Return the entries below exactly as written.

#### Given data:
# # # #
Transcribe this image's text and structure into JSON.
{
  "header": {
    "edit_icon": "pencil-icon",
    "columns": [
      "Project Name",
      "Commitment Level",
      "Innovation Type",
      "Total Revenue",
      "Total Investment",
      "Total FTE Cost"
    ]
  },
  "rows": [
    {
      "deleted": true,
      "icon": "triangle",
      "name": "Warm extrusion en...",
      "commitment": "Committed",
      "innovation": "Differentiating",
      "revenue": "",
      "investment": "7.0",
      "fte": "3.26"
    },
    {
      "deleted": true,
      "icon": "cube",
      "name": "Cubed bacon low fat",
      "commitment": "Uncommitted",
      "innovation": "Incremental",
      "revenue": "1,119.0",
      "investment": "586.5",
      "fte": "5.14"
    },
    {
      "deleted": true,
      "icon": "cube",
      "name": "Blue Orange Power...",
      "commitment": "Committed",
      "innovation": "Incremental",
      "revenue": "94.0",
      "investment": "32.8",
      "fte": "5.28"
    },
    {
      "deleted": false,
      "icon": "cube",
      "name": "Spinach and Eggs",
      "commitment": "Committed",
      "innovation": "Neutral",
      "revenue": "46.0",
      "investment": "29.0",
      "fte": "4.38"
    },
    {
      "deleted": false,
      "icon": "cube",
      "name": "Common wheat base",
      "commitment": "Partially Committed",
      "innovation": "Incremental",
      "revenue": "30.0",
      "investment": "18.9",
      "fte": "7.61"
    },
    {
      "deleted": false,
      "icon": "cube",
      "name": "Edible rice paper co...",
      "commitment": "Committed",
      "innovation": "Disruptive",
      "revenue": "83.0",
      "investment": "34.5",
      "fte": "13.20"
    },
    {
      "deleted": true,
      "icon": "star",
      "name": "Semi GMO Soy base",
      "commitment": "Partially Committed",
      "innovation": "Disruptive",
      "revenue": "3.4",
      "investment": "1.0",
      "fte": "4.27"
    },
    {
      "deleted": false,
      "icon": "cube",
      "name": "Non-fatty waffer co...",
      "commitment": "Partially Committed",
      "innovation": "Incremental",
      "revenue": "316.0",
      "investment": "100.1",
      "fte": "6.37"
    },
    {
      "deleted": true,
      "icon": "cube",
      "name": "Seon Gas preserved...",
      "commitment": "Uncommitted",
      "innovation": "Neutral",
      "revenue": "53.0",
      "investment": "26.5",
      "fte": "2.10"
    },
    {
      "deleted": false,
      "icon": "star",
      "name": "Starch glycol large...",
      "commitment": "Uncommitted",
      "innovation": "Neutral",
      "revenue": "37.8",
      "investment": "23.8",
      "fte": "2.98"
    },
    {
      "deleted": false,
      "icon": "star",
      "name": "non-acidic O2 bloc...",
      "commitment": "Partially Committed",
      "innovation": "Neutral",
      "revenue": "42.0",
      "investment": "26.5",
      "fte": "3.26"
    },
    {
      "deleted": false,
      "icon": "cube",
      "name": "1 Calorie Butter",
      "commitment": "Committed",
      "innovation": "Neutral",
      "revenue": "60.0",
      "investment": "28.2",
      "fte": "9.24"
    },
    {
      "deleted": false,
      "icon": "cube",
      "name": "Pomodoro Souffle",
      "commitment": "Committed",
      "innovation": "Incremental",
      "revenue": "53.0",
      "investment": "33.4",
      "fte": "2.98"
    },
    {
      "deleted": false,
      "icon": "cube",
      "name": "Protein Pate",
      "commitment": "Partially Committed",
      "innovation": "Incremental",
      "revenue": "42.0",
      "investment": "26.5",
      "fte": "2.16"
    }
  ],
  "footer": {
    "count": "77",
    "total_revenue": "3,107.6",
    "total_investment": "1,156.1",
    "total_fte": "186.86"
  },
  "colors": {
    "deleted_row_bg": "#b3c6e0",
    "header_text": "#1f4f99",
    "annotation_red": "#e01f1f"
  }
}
# # # #
#### Solved exercise:
Transcribe this image's text and structure into JSON.
{
  "header": {
    "edit_icon": "pencil-icon",
    "columns": [
      "Project Name",
      "Commitment Level",
      "Innovation Type",
      "Total Revenue",
      "Total Investment",
      "Total FTE Cost"
    ]
  },
  "rows": [
    {
      "deleted": true,
      "icon": "triangle",
      "name": "Warm extrusion en...",
      "commitment": "Committed",
      "innovation": "Differentiating",
      "revenue": "",
      "investment": "7.0",
      "fte": "3.26"
    },
    {
      "deleted": true,
      "icon": "cube",
      "name": "Cubed bacon low fat",
      "commitment": "Uncommitted",
      "innovation": "Incremental",
      "revenue": "1,119.0",
      "investment": "586.5",
      "fte": "5.14"
    },
    {
      "deleted": true,
      "icon": "cube",
      "name": "Blue Orange Power...",
      "commitment": "Committed",
      "innovation": "Incremental",
      "revenue": "94.0",
      "investment": "32.8",
      "fte": "5.28"
    },
    {
      "deleted": false,
      "icon": "cube",
      "name": "Spinach and Eggs",
      "commitment": "Committed",
      "innovation": "Neutral",
      "revenue": "46.0",
      "investment": "29.0",
      "fte": "4.38"
    },
    {
      "deleted": false,
      "icon": "cube",
      "name": "Common wheat base",
      "commitment": "Partially Committed",
      "innovation": "Incremental",
      "revenue": "30.0",
      "investment": "18.9",
      "fte": "7.61"
    },
    {
      "deleted": false,
      "icon": "cube",
      "name": "Edible rice paper co...",
      "commitment": "Committed",
      "innovation": "Disruptive",
      "revenue": "83.0",
      "investment": "34.5",
      "fte": "13.20"
    },
    {
      "deleted": true,
      "icon": "star",
      "name": "Semi GMO Soy base",
      "commitment": "Partially Committed",
      "innovation": "Disruptive",
      "revenue": "3.4",
      "investment": "1.0",
      "fte": "4.27"
    },
    {
      "deleted": false,
      "icon": "cube",
      "name": "Non-fatty waffer co...",
      "commitment": "Partially Committed",
      "innovation": "Incremental",
      "revenue": "316.0",
      "investment": "100.1",
      "fte": "6.37"
    },
    {
      "deleted": true,
      "icon": "cube",
      "name": "Seon Gas preserved...",
      "commitment": "Uncommitted",
      "innovation": "Neutral",
      "revenue": "53.0",
      "investment": "26.5",
      "fte": "2.10"
    },
    {
      "deleted": false,
      "icon": "star",
      "name": "Starch glycol large...",
      "commitment": "Uncommitted",
      "innovation": "Neutral",
      "revenue": "37.8",
      "investment": "23.8",
      "fte": "2.98"
    },
    {
      "deleted": false,
      "icon": "star",
      "name": "non-acidic O2 bloc...",
      "commitment": "Partially Committed",
      "innovation": "Neutral",
      "revenue": "42.0",
      "investment": "26.5",
      "fte": "3.26"
    },
    {
      "deleted": false,
      "icon": "cube",
      "name": "1 Calorie Butter",
      "commitment": "Committed",
      "innovation": "Neutral",
      "revenue": "60.0",
      "investment": "28.2",
      "fte": "9.24"
    },
    {
      "deleted": false,
      "icon": "cube",
      "name": "Pomodoro Souffle",
      "commitment": "Committed",
      "innovation": "Incremental",
      "revenue": "53.0",
      "investment": "33.4",
      "fte": "2.98"
    },
    {
      "deleted": false,
      "icon": "cube",
      "name": "Protein Pate",
      "commitment": "Partially Committed",
      "innovation": "Incremental",
      "revenue": "42.0",
      "investment": "26.5",
      "fte": "2.16"
    }
  ],
  "footer": {
    "count": "77",
    "total_revenue": "3,107.6",
    "total_investment": "1,156.1",
    "total_fte": "186.86"
  },
  "colors": {
    "deleted_row_bg": "#b3c6e0",
    "header_text": "#1f4f99",
    "annotation_red": "#e01f1f"
  }
}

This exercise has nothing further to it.